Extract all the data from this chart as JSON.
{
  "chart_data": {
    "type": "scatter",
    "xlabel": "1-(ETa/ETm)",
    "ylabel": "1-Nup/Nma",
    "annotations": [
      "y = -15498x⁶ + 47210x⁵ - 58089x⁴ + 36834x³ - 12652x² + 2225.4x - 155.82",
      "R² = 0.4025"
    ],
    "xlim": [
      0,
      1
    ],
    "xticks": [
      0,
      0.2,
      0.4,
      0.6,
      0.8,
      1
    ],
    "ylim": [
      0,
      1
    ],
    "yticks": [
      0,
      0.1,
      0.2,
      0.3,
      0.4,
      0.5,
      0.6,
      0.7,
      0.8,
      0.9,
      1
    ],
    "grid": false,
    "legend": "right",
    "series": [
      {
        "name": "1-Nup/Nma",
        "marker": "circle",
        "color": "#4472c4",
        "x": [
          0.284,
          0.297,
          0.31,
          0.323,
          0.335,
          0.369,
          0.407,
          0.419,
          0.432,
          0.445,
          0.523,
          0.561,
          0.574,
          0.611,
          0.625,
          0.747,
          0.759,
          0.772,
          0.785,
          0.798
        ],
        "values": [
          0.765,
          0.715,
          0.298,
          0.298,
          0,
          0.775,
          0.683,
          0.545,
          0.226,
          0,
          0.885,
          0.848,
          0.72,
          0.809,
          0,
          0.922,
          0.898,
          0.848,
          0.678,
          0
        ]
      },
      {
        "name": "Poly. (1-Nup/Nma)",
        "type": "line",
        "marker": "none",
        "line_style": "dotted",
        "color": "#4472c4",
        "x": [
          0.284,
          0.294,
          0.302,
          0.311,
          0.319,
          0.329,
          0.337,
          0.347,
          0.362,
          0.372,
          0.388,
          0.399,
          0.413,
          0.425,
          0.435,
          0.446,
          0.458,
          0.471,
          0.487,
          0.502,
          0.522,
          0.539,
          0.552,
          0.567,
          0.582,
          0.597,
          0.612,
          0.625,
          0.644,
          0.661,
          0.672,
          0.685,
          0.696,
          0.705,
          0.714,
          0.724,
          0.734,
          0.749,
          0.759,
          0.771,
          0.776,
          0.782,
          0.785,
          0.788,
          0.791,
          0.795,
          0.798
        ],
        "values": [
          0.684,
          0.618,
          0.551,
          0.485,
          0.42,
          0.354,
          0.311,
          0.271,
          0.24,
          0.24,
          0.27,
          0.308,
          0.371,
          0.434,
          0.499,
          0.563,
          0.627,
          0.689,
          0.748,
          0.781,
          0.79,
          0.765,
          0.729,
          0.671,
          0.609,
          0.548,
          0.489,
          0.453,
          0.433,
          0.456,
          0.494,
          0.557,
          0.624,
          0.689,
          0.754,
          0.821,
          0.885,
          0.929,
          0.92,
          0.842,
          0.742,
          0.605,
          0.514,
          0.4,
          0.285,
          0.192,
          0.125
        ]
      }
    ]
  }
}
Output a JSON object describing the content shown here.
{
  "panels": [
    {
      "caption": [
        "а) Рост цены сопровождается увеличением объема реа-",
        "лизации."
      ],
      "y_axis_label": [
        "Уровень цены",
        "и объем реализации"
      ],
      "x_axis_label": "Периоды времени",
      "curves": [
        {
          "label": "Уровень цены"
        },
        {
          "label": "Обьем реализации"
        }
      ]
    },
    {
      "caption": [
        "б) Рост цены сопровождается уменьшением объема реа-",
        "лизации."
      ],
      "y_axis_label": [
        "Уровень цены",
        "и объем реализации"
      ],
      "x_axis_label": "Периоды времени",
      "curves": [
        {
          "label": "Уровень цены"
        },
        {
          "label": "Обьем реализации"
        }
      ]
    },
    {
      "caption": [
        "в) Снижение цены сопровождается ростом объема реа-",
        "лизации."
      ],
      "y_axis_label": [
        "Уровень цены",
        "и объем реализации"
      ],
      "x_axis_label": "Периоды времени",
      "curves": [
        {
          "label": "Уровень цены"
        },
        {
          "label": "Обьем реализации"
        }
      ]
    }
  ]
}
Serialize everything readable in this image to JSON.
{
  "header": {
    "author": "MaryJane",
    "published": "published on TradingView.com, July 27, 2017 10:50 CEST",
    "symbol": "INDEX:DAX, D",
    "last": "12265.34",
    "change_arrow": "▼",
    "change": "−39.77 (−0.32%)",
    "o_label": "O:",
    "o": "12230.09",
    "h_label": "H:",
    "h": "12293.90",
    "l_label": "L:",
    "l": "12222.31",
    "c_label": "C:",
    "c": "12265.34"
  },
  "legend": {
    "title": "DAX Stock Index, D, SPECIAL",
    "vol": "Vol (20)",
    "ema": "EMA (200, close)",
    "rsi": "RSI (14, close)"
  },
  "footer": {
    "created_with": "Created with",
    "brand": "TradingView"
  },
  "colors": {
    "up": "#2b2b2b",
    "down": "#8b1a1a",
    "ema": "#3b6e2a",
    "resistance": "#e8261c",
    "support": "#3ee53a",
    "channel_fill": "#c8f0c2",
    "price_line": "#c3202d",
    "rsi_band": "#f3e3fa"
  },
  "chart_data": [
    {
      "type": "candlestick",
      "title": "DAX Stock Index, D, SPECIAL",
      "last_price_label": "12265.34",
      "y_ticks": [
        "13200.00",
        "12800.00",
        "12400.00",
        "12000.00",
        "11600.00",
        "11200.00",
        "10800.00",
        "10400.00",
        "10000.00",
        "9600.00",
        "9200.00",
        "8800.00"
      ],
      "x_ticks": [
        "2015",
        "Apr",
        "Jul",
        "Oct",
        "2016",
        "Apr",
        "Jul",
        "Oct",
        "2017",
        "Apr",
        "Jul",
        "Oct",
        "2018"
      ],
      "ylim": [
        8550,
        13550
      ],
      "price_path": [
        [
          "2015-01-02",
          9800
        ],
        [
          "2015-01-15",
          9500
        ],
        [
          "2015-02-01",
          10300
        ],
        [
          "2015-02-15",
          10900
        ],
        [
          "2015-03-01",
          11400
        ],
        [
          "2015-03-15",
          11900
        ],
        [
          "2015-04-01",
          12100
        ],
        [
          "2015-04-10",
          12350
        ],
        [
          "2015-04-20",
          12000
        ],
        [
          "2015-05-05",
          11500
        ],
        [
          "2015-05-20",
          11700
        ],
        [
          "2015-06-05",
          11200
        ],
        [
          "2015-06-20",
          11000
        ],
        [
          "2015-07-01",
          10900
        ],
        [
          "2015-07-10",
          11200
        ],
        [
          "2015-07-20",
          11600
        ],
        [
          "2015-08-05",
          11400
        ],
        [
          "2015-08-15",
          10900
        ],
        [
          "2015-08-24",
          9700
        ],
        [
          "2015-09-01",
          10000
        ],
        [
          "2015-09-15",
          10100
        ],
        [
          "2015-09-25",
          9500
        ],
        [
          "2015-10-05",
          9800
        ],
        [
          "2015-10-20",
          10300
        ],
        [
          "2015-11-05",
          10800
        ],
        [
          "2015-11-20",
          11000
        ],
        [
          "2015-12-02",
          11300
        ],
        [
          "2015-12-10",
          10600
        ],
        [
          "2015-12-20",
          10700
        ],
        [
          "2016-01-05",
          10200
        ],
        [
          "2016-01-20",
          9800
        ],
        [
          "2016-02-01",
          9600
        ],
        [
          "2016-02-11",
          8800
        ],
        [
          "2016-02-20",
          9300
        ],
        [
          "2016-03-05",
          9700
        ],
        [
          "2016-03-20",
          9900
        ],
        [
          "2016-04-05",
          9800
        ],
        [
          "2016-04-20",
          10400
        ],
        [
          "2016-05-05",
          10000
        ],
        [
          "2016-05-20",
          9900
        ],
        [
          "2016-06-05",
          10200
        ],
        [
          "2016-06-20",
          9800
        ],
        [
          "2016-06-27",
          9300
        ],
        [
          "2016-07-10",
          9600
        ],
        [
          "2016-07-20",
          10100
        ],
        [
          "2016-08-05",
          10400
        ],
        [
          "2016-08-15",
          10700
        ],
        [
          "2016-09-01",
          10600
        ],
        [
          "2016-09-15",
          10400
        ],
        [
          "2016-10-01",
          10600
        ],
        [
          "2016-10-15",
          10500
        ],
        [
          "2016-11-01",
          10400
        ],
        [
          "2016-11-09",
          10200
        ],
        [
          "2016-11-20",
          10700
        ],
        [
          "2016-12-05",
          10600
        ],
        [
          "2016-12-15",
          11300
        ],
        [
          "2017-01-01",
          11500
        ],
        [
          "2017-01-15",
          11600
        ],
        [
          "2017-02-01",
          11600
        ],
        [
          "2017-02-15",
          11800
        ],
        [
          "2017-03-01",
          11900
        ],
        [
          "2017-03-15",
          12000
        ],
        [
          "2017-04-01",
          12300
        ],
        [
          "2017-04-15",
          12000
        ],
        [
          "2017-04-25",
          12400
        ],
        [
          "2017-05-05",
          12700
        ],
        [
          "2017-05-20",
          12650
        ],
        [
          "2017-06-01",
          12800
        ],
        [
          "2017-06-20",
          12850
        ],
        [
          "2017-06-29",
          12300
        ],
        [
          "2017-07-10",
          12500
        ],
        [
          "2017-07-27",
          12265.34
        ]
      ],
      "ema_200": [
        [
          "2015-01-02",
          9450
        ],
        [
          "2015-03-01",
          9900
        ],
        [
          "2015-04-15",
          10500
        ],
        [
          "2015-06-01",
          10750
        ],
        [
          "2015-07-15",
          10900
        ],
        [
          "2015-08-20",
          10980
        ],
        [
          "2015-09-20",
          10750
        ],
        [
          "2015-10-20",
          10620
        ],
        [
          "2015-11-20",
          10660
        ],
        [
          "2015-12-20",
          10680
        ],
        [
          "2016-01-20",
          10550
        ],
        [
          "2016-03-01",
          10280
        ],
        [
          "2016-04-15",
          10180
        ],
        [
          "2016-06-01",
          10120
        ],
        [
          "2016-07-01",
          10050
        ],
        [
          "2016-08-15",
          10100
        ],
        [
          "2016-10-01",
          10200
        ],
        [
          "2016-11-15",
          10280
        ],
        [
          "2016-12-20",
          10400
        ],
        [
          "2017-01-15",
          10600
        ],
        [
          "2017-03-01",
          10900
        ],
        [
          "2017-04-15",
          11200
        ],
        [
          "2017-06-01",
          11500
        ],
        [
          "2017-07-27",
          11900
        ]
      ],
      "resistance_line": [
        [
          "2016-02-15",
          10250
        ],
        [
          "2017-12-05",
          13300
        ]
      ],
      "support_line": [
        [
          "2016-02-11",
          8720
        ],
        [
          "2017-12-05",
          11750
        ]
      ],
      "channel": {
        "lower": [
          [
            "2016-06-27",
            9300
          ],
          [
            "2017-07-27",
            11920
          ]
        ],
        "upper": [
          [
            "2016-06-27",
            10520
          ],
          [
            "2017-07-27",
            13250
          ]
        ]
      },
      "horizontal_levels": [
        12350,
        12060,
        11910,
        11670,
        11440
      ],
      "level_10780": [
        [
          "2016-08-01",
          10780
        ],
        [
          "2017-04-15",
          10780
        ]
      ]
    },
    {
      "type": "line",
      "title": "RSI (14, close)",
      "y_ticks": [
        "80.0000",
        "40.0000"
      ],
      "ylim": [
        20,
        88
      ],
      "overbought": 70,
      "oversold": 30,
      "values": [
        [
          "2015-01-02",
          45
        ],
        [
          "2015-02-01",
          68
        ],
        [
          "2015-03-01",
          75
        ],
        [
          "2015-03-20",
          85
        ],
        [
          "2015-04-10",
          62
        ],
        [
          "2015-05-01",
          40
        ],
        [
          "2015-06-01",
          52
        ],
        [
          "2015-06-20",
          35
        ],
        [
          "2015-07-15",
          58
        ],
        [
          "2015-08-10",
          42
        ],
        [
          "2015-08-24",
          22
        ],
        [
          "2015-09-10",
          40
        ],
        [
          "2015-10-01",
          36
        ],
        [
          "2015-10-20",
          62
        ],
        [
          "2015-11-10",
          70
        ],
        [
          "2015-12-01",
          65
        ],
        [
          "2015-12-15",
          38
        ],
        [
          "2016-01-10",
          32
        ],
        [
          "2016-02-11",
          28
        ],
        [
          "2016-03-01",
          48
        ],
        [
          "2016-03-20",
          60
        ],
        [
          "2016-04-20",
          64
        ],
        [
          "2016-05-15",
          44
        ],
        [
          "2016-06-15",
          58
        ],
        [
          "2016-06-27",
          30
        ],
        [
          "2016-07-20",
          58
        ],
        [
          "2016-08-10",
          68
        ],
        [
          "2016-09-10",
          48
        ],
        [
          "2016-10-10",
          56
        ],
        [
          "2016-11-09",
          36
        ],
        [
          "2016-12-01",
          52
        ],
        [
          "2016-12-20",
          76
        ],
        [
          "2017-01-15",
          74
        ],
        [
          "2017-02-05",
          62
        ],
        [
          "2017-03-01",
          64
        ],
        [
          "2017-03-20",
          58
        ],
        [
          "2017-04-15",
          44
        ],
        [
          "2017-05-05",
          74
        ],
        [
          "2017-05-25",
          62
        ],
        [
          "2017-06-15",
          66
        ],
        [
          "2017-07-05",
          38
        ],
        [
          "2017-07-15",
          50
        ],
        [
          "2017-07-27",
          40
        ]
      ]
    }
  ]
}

(Set problem)
Identify the lines of the data that contain the word "Stock". Copy each of them.

(Task answer)
    "title": "DAX Stock Index, D, SPECIAL",
      "title": "DAX Stock Index, D, SPECIAL",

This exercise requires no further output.